== Data rows
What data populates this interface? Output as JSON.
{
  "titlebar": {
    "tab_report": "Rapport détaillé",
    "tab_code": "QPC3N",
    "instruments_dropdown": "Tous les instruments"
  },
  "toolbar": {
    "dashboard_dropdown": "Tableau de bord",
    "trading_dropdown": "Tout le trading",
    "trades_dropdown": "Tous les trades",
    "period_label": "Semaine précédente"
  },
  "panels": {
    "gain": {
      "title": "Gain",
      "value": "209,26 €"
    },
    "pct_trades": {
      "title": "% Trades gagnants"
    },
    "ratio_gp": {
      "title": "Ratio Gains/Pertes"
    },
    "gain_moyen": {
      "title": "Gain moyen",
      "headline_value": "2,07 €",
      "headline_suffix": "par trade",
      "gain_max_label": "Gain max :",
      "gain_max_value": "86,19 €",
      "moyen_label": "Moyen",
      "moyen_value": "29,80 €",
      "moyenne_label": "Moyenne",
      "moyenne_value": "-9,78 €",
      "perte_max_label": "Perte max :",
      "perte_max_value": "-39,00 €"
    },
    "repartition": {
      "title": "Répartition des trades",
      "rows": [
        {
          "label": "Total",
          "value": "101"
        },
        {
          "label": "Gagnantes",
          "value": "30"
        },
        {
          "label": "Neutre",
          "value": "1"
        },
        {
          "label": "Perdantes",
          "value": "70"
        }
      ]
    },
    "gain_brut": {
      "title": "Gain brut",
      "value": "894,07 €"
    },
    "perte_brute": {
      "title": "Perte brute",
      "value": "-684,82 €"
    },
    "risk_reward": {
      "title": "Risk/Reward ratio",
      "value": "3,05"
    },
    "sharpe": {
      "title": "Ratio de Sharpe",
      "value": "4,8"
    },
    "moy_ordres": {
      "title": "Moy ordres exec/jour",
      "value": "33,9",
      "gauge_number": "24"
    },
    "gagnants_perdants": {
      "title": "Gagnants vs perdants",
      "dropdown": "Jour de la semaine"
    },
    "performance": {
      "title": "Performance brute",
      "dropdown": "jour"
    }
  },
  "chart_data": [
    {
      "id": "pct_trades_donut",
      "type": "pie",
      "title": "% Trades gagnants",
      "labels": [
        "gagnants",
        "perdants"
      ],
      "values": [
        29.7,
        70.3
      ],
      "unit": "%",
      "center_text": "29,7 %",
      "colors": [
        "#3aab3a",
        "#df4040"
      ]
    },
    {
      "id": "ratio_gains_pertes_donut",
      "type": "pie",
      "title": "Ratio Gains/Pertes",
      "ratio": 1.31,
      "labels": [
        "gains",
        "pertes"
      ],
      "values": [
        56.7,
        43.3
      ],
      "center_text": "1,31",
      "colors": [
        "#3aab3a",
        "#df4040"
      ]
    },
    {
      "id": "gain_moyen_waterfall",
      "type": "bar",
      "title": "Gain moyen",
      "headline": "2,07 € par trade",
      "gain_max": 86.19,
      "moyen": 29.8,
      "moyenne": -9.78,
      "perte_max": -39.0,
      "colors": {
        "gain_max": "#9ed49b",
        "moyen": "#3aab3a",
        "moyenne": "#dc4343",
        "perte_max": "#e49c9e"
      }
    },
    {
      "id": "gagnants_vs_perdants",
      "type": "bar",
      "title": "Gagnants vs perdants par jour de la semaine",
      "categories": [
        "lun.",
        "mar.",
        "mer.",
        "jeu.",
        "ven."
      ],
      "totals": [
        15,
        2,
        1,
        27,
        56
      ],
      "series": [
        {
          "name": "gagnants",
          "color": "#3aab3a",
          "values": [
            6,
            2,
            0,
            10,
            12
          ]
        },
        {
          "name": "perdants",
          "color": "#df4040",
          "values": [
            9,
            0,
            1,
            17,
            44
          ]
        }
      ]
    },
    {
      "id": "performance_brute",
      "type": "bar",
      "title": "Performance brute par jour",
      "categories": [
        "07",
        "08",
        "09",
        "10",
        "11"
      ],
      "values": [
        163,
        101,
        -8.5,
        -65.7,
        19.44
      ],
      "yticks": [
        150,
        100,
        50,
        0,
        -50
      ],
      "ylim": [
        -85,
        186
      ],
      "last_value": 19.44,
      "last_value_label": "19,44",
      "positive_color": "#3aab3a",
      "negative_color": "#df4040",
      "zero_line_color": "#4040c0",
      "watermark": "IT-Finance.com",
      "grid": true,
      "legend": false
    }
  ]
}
====
▶ _Task brief_: Write the entries again, exactly as they stand.

▶ _Answer below_:
What data populates this interface? Output as JSON.
{
  "titlebar": {
    "tab_report": "Rapport détaillé",
    "tab_code": "QPC3N",
    "instruments_dropdown": "Tous les instruments"
  },
  "toolbar": {
    "dashboard_dropdown": "Tableau de bord",
    "trading_dropdown": "Tout le trading",
    "trades_dropdown": "Tous les trades",
    "period_label": "Semaine précédente"
  },
  "panels": {
    "gain": {
      "title": "Gain",
      "value": "209,26 €"
    },
    "pct_trades": {
      "title": "% Trades gagnants"
    },
    "ratio_gp": {
      "title": "Ratio Gains/Pertes"
    },
    "gain_moyen": {
      "title": "Gain moyen",
      "headline_value": "2,07 €",
      "headline_suffix": "par trade",
      "gain_max_label": "Gain max :",
      "gain_max_value": "86,19 €",
      "moyen_label": "Moyen",
      "moyen_value": "29,80 €",
      "moyenne_label": "Moyenne",
      "moyenne_value": "-9,78 €",
      "perte_max_label": "Perte max :",
      "perte_max_value": "-39,00 €"
    },
    "repartition": {
      "title": "Répartition des trades",
      "rows": [
        {
          "label": "Total",
          "value": "101"
        },
        {
          "label": "Gagnantes",
          "value": "30"
        },
        {
          "label": "Neutre",
          "value": "1"
        },
        {
          "label": "Perdantes",
          "value": "70"
        }
      ]
    },
    "gain_brut": {
      "title": "Gain brut",
      "value": "894,07 €"
    },
    "perte_brute": {
      "title": "Perte brute",
      "value": "-684,82 €"
    },
    "risk_reward": {
      "title": "Risk/Reward ratio",
      "value": "3,05"
    },
    "sharpe": {
      "title": "Ratio de Sharpe",
      "value": "4,8"
    },
    "moy_ordres": {
      "title": "Moy ordres exec/jour",
      "value": "33,9",
      "gauge_number": "24"
    },
    "gagnants_perdants": {
      "title": "Gagnants vs perdants",
      "dropdown": "Jour de la semaine"
    },
    "performance": {
      "title": "Performance brute",
      "dropdown": "jour"
    }
  },
  "chart_data": [
    {
      "id": "pct_trades_donut",
      "type": "pie",
      "title": "% Trades gagnants",
      "labels": [
        "gagnants",
        "perdants"
      ],
      "values": [
        29.7,
        70.3
      ],
      "unit": "%",
      "center_text": "29,7 %",
      "colors": [
        "#3aab3a",
        "#df4040"
      ]
    },
    {
      "id": "ratio_gains_pertes_donut",
      "type": "pie",
      "title": "Ratio Gains/Pertes",
      "ratio": 1.31,
      "labels": [
        "gains",
        "pertes"
      ],
      "values": [
        56.7,
        43.3
      ],
      "center_text": "1,31",
      "colors": [
        "#3aab3a",
        "#df4040"
      ]
    },
    {
      "id": "gain_moyen_waterfall",
      "type": "bar",
      "title": "Gain moyen",
      "headline": "2,07 € par trade",
      "gain_max": 86.19,
      "moyen": 29.8,
      "moyenne": -9.78,
      "perte_max": -39.0,
      "colors": {
        "gain_max": "#9ed49b",
        "moyen": "#3aab3a",
        "moyenne": "#dc4343",
        "perte_max": "#e49c9e"
      }
    },
    {
      "id": "gagnants_vs_perdants",
      "type": "bar",
      "title": "Gagnants vs perdants par jour de la semaine",
      "categories": [
        "lun.",
        "mar.",
        "mer.",
        "jeu.",
        "ven."
      ],
      "totals": [
        15,
        2,
        1,
        27,
        56
      ],
      "series": [
        {
          "name": "gagnants",
          "color": "#3aab3a",
          "values": [
            6,
            2,
            0,
            10,
            12
          ]
        },
        {
          "name": "perdants",
          "color": "#df4040",
          "values": [
            9,
            0,
            1,
            17,
            44
          ]
        }
      ]
    },
    {
      "id": "performance_brute",
      "type": "bar",
      "title": "Performance brute par jour",
      "categories": [
        "07",
        "08",
        "09",
        "10",
        "11"
      ],
      "values": [
        163,
        101,
        -8.5,
        -65.7,
        19.44
      ],
      "yticks": [
        150,
        100,
        50,
        0,
        -50
      ],
      "ylim": [
        -85,
        186
      ],
      "last_value": 19.44,
      "last_value_label": "19,44",
      "positive_color": "#3aab3a",
      "negative_color": "#df4040",
      "zero_line_color": "#4040c0",
      "watermark": "IT-Finance.com",
      "grid": true,
      "legend": false
    }
  ]
}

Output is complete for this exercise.